■ Aim ■
State the number of lines where "Type" appears. Add nothing else.
* * *
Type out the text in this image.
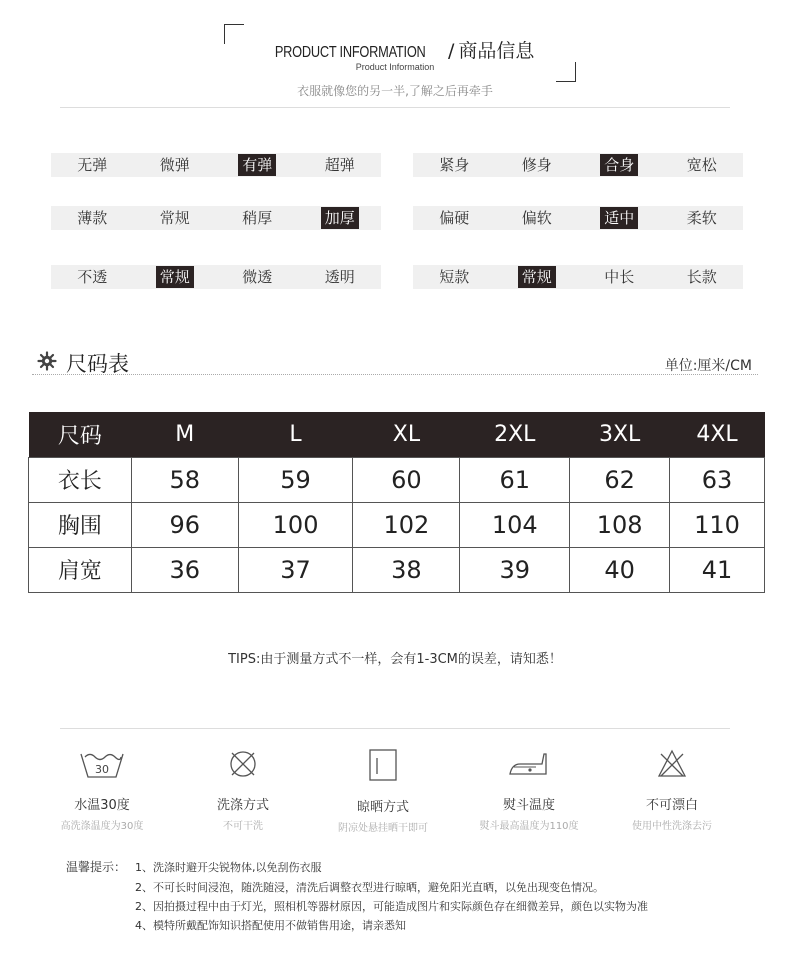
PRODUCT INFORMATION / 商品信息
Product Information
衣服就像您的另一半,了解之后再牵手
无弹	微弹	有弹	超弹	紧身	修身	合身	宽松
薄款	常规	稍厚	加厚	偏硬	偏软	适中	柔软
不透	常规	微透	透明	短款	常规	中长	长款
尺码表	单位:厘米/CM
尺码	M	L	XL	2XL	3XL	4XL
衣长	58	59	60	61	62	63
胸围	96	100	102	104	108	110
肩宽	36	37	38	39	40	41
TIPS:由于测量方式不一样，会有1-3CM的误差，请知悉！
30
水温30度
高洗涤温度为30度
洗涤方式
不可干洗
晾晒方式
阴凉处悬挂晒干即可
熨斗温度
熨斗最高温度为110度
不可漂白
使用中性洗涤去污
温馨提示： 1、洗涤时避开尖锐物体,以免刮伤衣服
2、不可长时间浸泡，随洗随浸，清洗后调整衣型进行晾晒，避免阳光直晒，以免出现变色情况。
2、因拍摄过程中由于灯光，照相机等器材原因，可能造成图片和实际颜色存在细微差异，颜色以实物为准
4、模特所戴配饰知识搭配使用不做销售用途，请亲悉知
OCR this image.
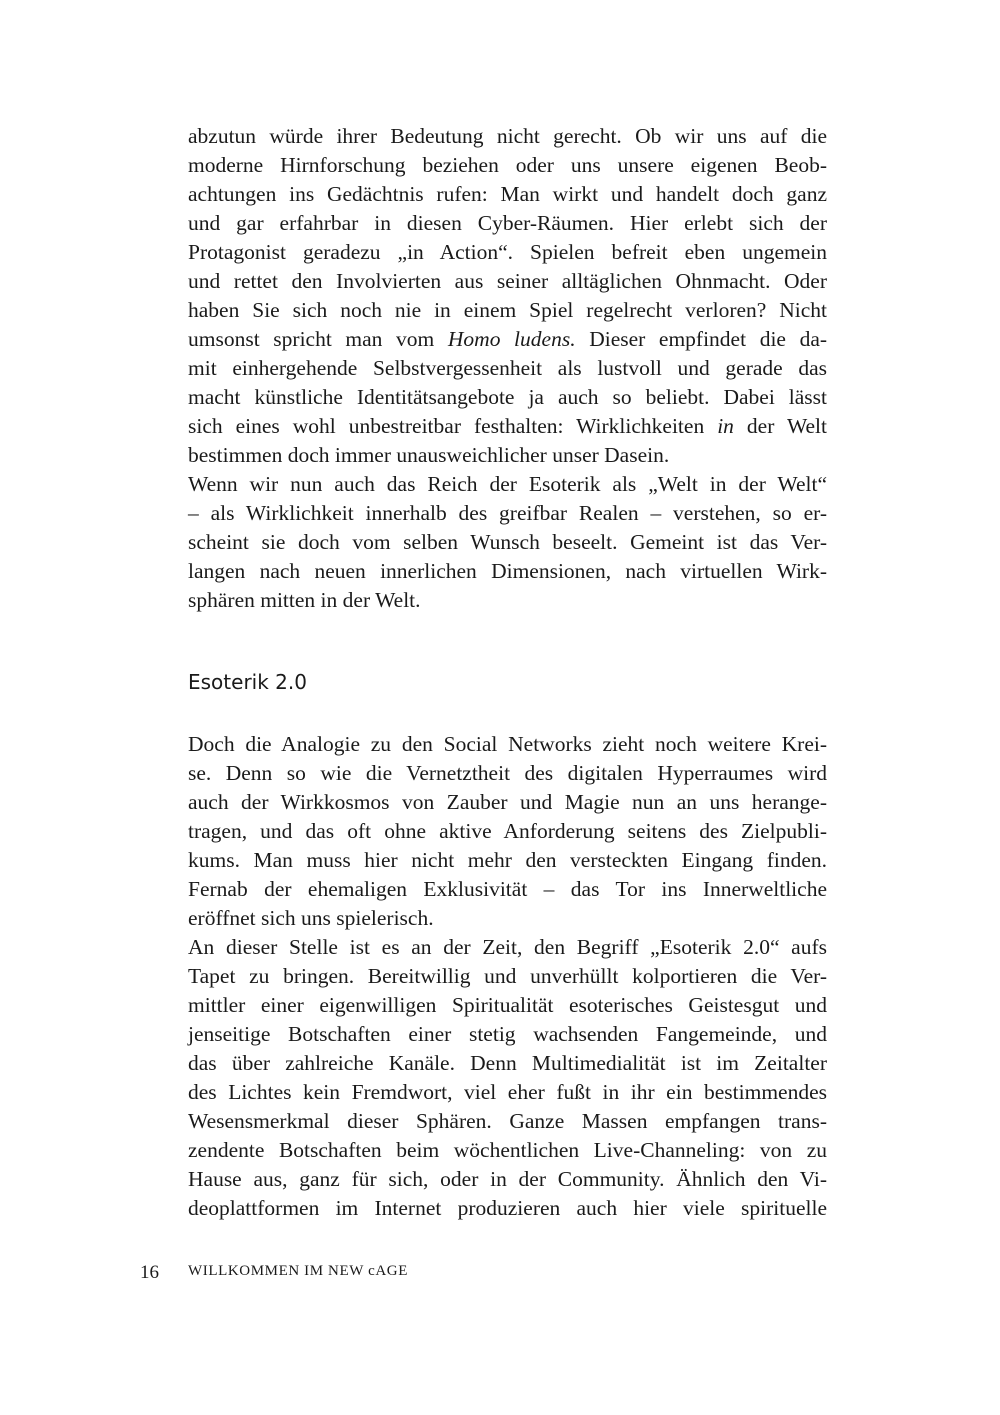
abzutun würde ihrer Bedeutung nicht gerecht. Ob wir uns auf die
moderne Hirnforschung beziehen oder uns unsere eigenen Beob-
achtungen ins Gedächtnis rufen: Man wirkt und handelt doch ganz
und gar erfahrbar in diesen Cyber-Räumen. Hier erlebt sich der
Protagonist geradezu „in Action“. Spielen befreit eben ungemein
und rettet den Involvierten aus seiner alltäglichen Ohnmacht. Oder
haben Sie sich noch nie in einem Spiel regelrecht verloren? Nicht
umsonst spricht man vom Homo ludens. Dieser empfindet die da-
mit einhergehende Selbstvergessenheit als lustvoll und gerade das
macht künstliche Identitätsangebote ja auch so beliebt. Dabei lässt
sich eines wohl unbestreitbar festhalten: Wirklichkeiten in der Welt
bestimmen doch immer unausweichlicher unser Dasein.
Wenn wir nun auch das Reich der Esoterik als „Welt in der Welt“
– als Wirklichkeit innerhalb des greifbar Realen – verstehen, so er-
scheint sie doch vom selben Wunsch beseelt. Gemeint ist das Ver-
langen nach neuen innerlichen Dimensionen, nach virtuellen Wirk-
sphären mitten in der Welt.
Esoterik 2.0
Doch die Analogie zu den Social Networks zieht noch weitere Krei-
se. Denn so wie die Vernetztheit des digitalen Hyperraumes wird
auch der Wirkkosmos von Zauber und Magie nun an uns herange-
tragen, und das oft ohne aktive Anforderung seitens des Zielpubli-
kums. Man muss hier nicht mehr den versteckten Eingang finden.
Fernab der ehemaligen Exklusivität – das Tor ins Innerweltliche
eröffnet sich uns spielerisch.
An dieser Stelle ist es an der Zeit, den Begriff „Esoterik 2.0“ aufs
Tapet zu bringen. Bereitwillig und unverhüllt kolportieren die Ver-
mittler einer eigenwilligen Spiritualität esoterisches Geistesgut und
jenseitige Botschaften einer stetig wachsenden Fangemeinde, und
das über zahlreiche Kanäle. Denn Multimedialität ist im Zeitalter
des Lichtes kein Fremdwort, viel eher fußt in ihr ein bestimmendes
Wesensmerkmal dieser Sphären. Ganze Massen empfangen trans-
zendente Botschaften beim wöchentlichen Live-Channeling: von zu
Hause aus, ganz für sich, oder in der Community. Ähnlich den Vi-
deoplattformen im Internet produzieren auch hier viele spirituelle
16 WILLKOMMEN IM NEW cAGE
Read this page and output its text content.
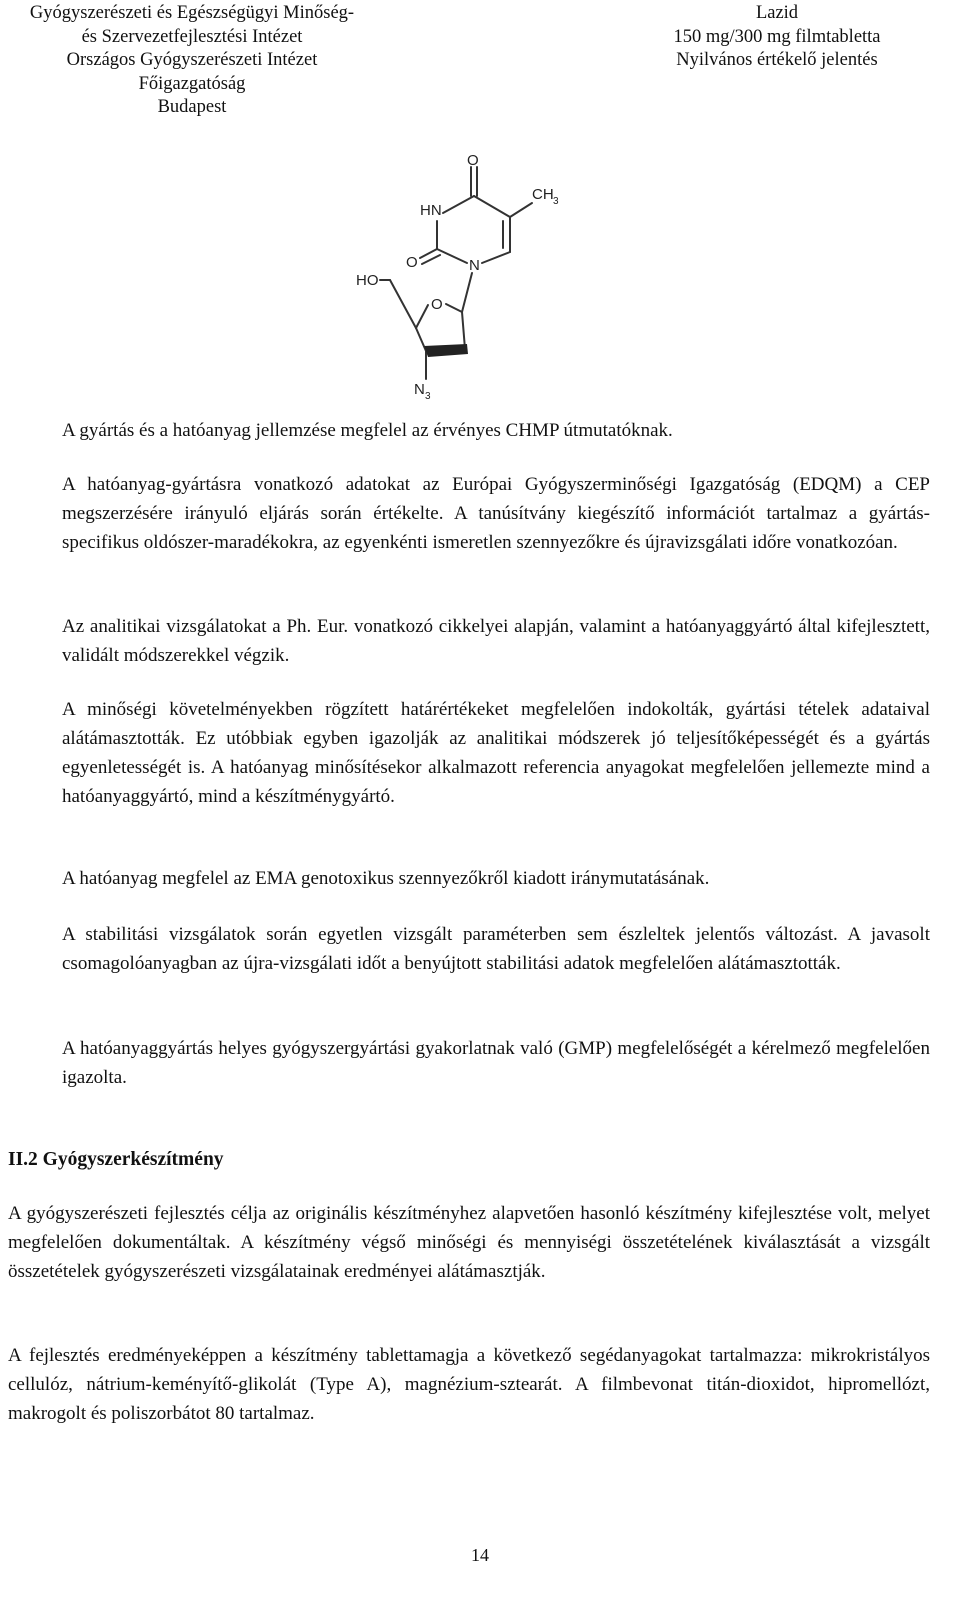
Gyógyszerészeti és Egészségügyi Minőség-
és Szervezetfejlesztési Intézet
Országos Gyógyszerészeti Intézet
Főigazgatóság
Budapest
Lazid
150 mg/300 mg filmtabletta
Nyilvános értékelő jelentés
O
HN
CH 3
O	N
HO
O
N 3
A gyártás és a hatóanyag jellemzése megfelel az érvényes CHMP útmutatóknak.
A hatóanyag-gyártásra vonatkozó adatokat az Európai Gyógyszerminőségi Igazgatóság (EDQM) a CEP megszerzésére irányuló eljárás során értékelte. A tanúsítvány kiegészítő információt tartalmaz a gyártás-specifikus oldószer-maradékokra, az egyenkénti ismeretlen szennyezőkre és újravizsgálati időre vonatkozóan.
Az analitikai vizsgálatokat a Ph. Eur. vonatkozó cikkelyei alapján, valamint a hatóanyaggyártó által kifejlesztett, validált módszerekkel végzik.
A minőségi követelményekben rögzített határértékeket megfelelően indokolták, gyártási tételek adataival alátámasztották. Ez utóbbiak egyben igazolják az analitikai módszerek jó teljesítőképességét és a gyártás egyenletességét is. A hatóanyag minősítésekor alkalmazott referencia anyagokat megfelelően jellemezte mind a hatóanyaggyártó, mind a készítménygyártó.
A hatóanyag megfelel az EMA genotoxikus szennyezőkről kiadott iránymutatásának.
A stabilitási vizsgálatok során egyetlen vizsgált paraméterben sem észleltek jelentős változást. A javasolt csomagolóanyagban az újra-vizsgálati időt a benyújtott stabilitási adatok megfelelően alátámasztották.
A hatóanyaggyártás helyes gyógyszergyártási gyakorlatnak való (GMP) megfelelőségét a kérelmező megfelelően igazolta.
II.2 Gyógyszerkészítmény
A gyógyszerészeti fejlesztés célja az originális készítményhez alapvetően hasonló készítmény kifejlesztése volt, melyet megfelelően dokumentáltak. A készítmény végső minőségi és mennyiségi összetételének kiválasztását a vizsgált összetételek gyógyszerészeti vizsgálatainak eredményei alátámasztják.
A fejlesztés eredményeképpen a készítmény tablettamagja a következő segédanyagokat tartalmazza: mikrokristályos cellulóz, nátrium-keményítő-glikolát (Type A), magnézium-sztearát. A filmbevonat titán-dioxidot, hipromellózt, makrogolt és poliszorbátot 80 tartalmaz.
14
* * *
■ Solved exercise ■
2